→ Records supplied:
>> begin

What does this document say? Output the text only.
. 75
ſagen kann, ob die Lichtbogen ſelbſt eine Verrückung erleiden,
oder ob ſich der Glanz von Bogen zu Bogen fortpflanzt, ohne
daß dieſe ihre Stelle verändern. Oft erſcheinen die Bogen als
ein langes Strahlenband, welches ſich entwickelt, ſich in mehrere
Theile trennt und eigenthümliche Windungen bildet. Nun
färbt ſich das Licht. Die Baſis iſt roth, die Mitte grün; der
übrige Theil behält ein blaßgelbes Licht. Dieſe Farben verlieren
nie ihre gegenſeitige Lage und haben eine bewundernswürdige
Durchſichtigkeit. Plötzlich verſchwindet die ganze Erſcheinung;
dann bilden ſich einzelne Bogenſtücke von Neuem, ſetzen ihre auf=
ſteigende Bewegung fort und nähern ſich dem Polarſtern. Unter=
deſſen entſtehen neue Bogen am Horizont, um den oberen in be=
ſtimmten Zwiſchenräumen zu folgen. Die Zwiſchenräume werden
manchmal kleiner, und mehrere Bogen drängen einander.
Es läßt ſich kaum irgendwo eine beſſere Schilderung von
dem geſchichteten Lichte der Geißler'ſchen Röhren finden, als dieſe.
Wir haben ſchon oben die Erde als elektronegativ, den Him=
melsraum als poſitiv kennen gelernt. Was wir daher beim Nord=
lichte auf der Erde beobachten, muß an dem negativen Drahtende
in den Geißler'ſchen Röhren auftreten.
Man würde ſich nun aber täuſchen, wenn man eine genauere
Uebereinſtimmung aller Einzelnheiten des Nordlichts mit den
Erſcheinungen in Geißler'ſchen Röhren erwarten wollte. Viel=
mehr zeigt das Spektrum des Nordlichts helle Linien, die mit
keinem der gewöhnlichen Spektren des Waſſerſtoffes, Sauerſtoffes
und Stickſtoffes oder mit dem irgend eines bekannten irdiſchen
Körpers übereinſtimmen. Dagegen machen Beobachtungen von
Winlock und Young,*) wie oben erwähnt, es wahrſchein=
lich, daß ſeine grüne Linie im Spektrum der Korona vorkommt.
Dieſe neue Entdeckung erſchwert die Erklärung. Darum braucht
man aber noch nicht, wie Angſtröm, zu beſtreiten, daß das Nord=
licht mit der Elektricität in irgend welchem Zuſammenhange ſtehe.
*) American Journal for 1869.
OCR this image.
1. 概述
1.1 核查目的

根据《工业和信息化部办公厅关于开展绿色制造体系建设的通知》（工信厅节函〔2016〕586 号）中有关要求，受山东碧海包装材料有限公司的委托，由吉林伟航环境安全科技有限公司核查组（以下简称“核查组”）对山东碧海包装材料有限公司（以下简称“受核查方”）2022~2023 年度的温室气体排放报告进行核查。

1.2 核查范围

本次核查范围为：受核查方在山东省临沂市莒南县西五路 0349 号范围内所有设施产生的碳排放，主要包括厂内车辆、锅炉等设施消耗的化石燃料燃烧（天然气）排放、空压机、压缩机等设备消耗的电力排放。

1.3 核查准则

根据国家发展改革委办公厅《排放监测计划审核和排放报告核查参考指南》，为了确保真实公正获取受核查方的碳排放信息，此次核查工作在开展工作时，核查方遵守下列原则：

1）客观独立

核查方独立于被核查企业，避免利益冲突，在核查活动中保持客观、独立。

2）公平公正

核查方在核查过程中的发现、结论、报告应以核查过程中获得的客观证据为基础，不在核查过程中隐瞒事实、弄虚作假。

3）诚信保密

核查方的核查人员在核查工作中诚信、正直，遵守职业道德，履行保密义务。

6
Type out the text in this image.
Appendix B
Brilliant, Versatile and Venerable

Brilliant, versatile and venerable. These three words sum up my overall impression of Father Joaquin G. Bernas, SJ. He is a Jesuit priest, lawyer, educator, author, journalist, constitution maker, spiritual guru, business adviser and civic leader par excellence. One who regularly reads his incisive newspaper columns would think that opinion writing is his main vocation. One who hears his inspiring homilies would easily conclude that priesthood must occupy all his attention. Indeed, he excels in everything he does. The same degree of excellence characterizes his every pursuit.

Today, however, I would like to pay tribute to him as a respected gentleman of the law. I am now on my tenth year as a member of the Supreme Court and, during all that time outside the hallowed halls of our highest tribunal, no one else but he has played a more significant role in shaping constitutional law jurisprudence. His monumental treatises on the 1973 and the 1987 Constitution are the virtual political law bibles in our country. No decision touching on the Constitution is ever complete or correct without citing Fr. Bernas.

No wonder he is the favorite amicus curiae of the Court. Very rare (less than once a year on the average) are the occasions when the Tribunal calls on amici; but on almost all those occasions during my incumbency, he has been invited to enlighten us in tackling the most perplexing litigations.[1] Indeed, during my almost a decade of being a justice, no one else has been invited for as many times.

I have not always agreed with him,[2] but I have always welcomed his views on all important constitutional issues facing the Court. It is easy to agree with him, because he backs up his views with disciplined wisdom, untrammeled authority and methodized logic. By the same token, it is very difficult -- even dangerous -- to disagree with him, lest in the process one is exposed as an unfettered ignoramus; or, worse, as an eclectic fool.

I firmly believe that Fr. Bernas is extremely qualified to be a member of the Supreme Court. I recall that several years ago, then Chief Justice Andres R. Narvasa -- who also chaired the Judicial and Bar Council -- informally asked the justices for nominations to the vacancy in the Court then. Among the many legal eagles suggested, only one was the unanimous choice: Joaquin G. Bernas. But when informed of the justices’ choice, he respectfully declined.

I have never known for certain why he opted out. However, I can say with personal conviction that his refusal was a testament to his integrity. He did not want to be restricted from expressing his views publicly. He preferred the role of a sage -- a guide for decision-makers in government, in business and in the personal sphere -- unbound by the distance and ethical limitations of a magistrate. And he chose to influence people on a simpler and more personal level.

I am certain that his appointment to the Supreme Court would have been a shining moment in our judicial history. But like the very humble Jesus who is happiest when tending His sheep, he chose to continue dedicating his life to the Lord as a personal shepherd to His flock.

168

>> end

→ Direction: Extract all of the data exactly as written.

→ Answer to the task:
What does this document say? Output the text only.
. 75
ſagen kann, ob die Lichtbogen ſelbſt eine Verrückung erleiden,
oder ob ſich der Glanz von Bogen zu Bogen fortpflanzt, ohne
daß dieſe ihre Stelle verändern. Oft erſcheinen die Bogen als
ein langes Strahlenband, welches ſich entwickelt, ſich in mehrere
Theile trennt und eigenthümliche Windungen bildet. Nun
färbt ſich das Licht. Die Baſis iſt roth, die Mitte grün; der
übrige Theil behält ein blaßgelbes Licht. Dieſe Farben verlieren
nie ihre gegenſeitige Lage und haben eine bewundernswürdige
Durchſichtigkeit. Plötzlich verſchwindet die ganze Erſcheinung;
dann bilden ſich einzelne Bogenſtücke von Neuem, ſetzen ihre auf=
ſteigende Bewegung fort und nähern ſich dem Polarſtern. Unter=
deſſen entſtehen neue Bogen am Horizont, um den oberen in be=
ſtimmten Zwiſchenräumen zu folgen. Die Zwiſchenräume werden
manchmal kleiner, und mehrere Bogen drängen einander.
Es läßt ſich kaum irgendwo eine beſſere Schilderung von
dem geſchichteten Lichte der Geißler'ſchen Röhren finden, als dieſe.
Wir haben ſchon oben die Erde als elektronegativ, den Him=
melsraum als poſitiv kennen gelernt. Was wir daher beim Nord=
lichte auf der Erde beobachten, muß an dem negativen Drahtende
in den Geißler'ſchen Röhren auftreten.
Man würde ſich nun aber täuſchen, wenn man eine genauere
Uebereinſtimmung aller Einzelnheiten des Nordlichts mit den
Erſcheinungen in Geißler'ſchen Röhren erwarten wollte. Viel=
mehr zeigt das Spektrum des Nordlichts helle Linien, die mit
keinem der gewöhnlichen Spektren des Waſſerſtoffes, Sauerſtoffes
und Stickſtoffes oder mit dem irgend eines bekannten irdiſchen
Körpers übereinſtimmen. Dagegen machen Beobachtungen von
Winlock und Young,*) wie oben erwähnt, es wahrſchein=
lich, daß ſeine grüne Linie im Spektrum der Korona vorkommt.
Dieſe neue Entdeckung erſchwert die Erklärung. Darum braucht
man aber noch nicht, wie Angſtröm, zu beſtreiten, daß das Nord=
licht mit der Elektricität in irgend welchem Zuſammenhange ſtehe.
*) American Journal for 1869.
OCR this image.
1. 概述
1.1 核查目的

根据《工业和信息化部办公厅关于开展绿色制造体系建设的通知》（工信厅节函〔2016〕586 号）中有关要求，受山东碧海包装材料有限公司的委托，由吉林伟航环境安全科技有限公司核查组（以下简称“核查组”）对山东碧海包装材料有限公司（以下简称“受核查方”）2022~2023 年度的温室气体排放报告进行核查。

1.2 核查范围

本次核查范围为：受核查方在山东省临沂市莒南县西五路 0349 号范围内所有设施产生的碳排放，主要包括厂内车辆、锅炉等设施消耗的化石燃料燃烧（天然气）排放、空压机、压缩机等设备消耗的电力排放。

1.3 核查准则

根据国家发展改革委办公厅《排放监测计划审核和排放报告核查参考指南》，为了确保真实公正获取受核查方的碳排放信息，此次核查工作在开展工作时，核查方遵守下列原则：

1）客观独立

核查方独立于被核查企业，避免利益冲突，在核查活动中保持客观、独立。

2）公平公正

核查方在核查过程中的发现、结论、报告应以核查过程中获得的客观证据为基础，不在核查过程中隐瞒事实、弄虚作假。

3）诚信保密

核查方的核查人员在核查工作中诚信、正直，遵守职业道德，履行保密义务。

6
Type out the text in this image.
Appendix B
Brilliant, Versatile and Venerable

Brilliant, versatile and venerable. These three words sum up my overall impression of Father Joaquin G. Bernas, SJ. He is a Jesuit priest, lawyer, educator, author, journalist, constitution maker, spiritual guru, business adviser and civic leader par excellence. One who regularly reads his incisive newspaper columns would think that opinion writing is his main vocation. One who hears his inspiring homilies would easily conclude that priesthood must occupy all his attention. Indeed, he excels in everything he does. The same degree of excellence characterizes his every pursuit.

Today, however, I would like to pay tribute to him as a respected gentleman of the law. I am now on my tenth year as a member of the Supreme Court and, during all that time outside the hallowed halls of our highest tribunal, no one else but he has played a more significant role in shaping constitutional law jurisprudence. His monumental treatises on the 1973 and the 1987 Constitution are the virtual political law bibles in our country. No decision touching on the Constitution is ever complete or correct without citing Fr. Bernas.

No wonder he is the favorite amicus curiae of the Court. Very rare (less than once a year on the average) are the occasions when the Tribunal calls on amici; but on almost all those occasions during my incumbency, he has been invited to enlighten us in tackling the most perplexing litigations.[1] Indeed, during my almost a decade of being a justice, no one else has been invited for as many times.

I have not always agreed with him,[2] but I have always welcomed his views on all important constitutional issues facing the Court. It is easy to agree with him, because he backs up his views with disciplined wisdom, untrammeled authority and methodized logic. By the same token, it is very difficult -- even dangerous -- to disagree with him, lest in the process one is exposed as an unfettered ignoramus; or, worse, as an eclectic fool.

I firmly believe that Fr. Bernas is extremely qualified to be a member of the Supreme Court. I recall that several years ago, then Chief Justice Andres R. Narvasa -- who also chaired the Judicial and Bar Council -- informally asked the justices for nominations to the vacancy in the Court then. Among the many legal eagles suggested, only one was the unanimous choice: Joaquin G. Bernas. But when informed of the justices’ choice, he respectfully declined.

I have never known for certain why he opted out. However, I can say with personal conviction that his refusal was a testament to his integrity. He did not want to be restricted from expressing his views publicly. He preferred the role of a sage -- a guide for decision-makers in government, in business and in the personal sphere -- unbound by the distance and ethical limitations of a magistrate. And he chose to influence people on a simpler and more personal level.

I am certain that his appointment to the Supreme Court would have been a shining moment in our judicial history. But like the very humble Jesus who is happiest when tending His sheep, he chose to continue dedicating his life to the Lord as a personal shepherd to His flock.

168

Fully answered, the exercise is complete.